= Aim of the exercise =
Search the records below for the word "finances" and show every line where it occurs.
▼
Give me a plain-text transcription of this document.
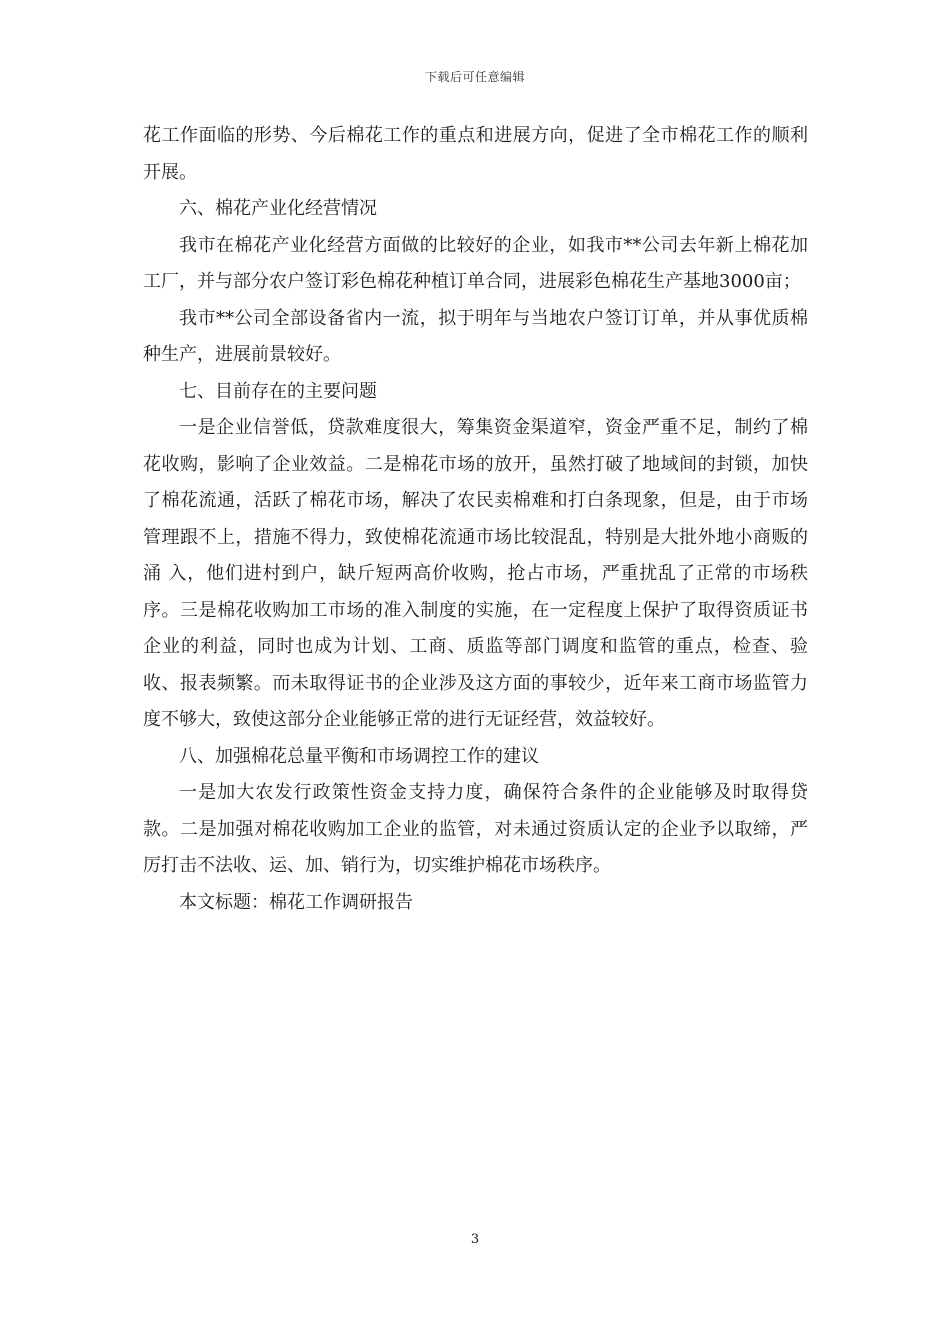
下载后可任意编辑

花工作面临的形势、今后棉花工作的重点和进展方向，促进了全市棉花工作的顺利开展。

六、棉花产业化经营情况

我市在棉花产业化经营方面做的比较好的企业，如我市**公司去年新上棉花加工厂，并与部分农户签订彩色棉花种植订单合同，进展彩色棉花生产基地3000亩；

我市**公司全部设备省内一流，拟于明年与当地农户签订订单，并从事优质棉种生产，进展前景较好。

七、目前存在的主要问题

一是企业信誉低，贷款难度很大，筹集资金渠道窄，资金严重不足，制约了棉花收购，影响了企业效益。二是棉花市场的放开，虽然打破了地域间的封锁，加快了棉花流通，活跃了棉花市场，解决了农民卖棉难和打白条现象，但是，由于市场管理跟不上，措施不得力，致使棉花流通市场比较混乱，特别是大批外地小商贩的涌 入，他们进村到户，缺斤短两高价收购，抢占市场，严重扰乱了正常的市场秩序。三是棉花收购加工市场的准入制度的实施，在一定程度上保护了取得资质证书企业的利益，同时也成为计划、工商、质监等部门调度和监管的重点，检查、验收、报表频繁。而未取得证书的企业涉及这方面的事较少，近年来工商市场监管力度不够大，致使这部分企业能够正常的进行无证经营，效益较好。

八、加强棉花总量平衡和市场调控工作的建议

一是加大农发行政策性资金支持力度，确保符合条件的企业能够及时取得贷款。二是加强对棉花收购加工企业的监管，对未通过资质认定的企业予以取缔，严厉打击不法收、运、加、销行为，切实维护棉花市场秩序。

本文标题：棉花工作调研报告

3
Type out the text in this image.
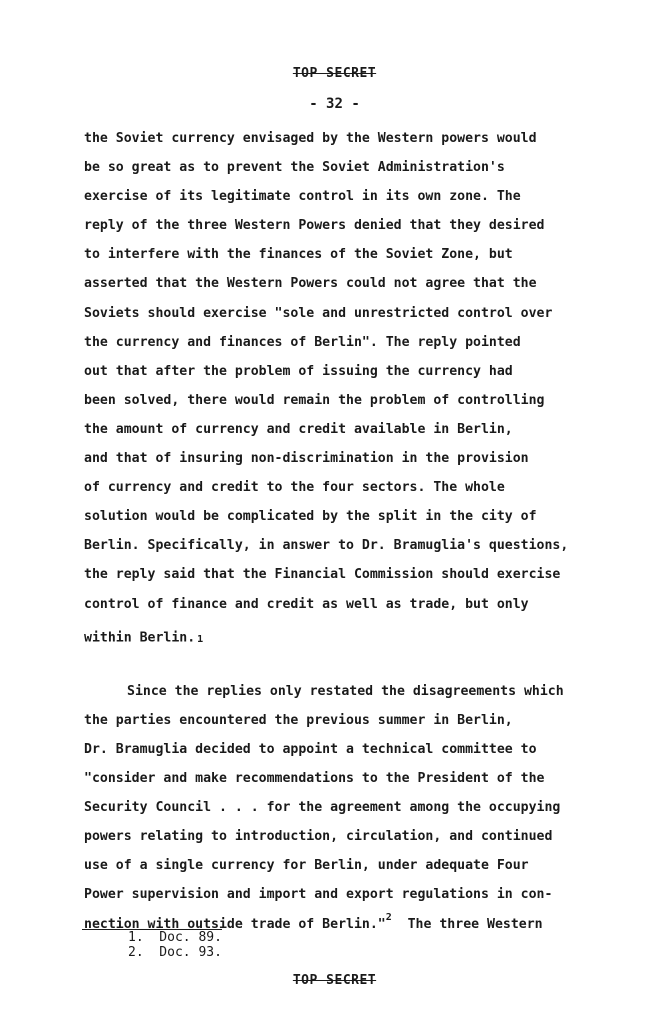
TOP SECRET
- 32 -
the Soviet currency envisaged by the Western powers would
be so great as to prevent the Soviet Administration's
exercise of its legitimate control in its own zone. The
reply of the three Western Powers denied that they desired
to interfere with the finances of the Soviet Zone, but
asserted that the Western Powers could not agree that the
Soviets should exercise "sole and unrestricted control over
the currency and finances of Berlin". The reply pointed
out that after the problem of issuing the currency had
been solved, there would remain the problem of controlling
the amount of currency and credit available in Berlin,
and that of insuring non-discrimination in the provision
of currency and credit to the four sectors. The whole
solution would be complicated by the split in the city of
Berlin. Specifically, in answer to Dr. Bramuglia's questions,
the reply said that the Financial Commission should exercise
control of finance and credit as well as trade, but only
within Berlin. $^1$
Since the replies only restated the disagreements which
the parties encountered the previous summer in Berlin,
Dr. Bramuglia decided to appoint a technical committee to
"consider and make recommendations to the President of the
Security Council . . . for the agreement among the occupying
powers relating to introduction, circulation, and continued
use of a single currency for Berlin, under adequate Four
Power supervision and import and export regulations in con-
nection with outside trade of Berlin."$^2$  The three Western
1.  Doc. 89.
2.  Doc. 93.
TOP SECRET
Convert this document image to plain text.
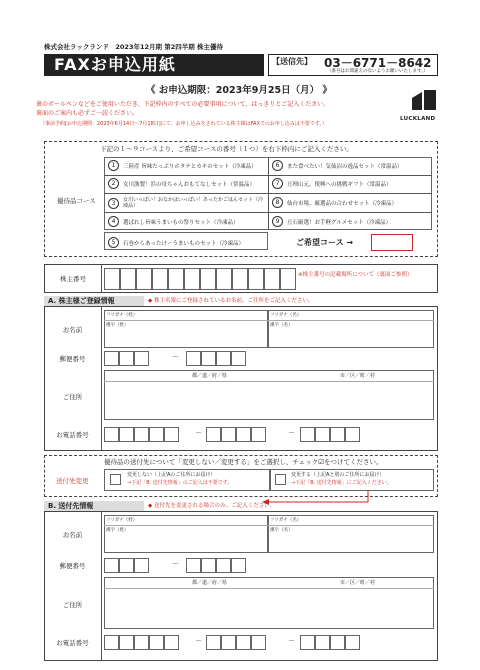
株式会社ラックランド　2023年12月期 第2四半期 株主優待
FAXお申込用紙	【送信先】 03－6771－8642
（番号はお間違えのないようお願いいたします。）
《 お申込期限：2023年9月25日（月） 》
LUCKLAND
裏のボールペンなどをご使用いただき、下記枠内のすべての必要事項について、はっきりとご記入ください。
裏面のご案内も必ずご一読ください。
（事前予約[お申込期間：2023年6月14日～7月18日]にて、お申し込みをされている株主様はFAXでのお申し込みは不要です。）
下記の１～９コースより、ご希望コースの番号（１つ）を右下枠内にご記入ください。
優待品コース
1	三陸産 旨味たっぷりホタテとカキのセット（冷凍品）	6	また食べたい！気仙沼の逸品セット（常温品）
2	女川漁製！浜の母ちゃんおもてなしセット（常温品）	7	亘理山元、復興への挑戦ギフト（常温品）
3	女川いっぱい！おなかはいっぱい！あったかごはんセット（冷凍品）	8	仙台市場、厳選品の合わせセット（冷凍品）
4	選ばれし旨味うまいもの祭りセット（冷凍品）	9	亘石厳選！お手軽グルメセット（冷凍品）
5	石巻からあったけーうまいものセット（冷凍品）	ご希望コース →
株主番号	※株主番号の記載場所について（裏面ご参照）
A. 株主様ご登録情報	◆ 株主名簿にご登録されているお名前、ご住所をご記入ください。
お名前
フリガナ（姓）	フリガナ（名）
漢字（姓）	漢字（名）
郵便番号	－
都／道／府／県	市／区／町／村
ご住所
お電話番号	－	－
優待品の送付先について「変更しない／変更する」をご選択し、チェック☑をつけてください。
送付先変更
変更しない（上記Aのご住所にお届け）
→下記「B. 送付先情報」のご記入は不要です。
変更する（上記Aと別のご住所にお届け）
→下記「B. 送付先情報」にご記入ください。
B. 送付先情報	◆ 送付先を変更される場合のみ、ご記入ください。
お名前
フリガナ（姓）	フリガナ（名）
漢字（姓）	漢字（名）
郵便番号	－
都／道／府／県	市／区／町／村
ご住所
お電話番号	－	－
▲
= Task output =
to interfere with the finances of the Soviet Zone, but
the currency and finances of Berlin". The reply pointed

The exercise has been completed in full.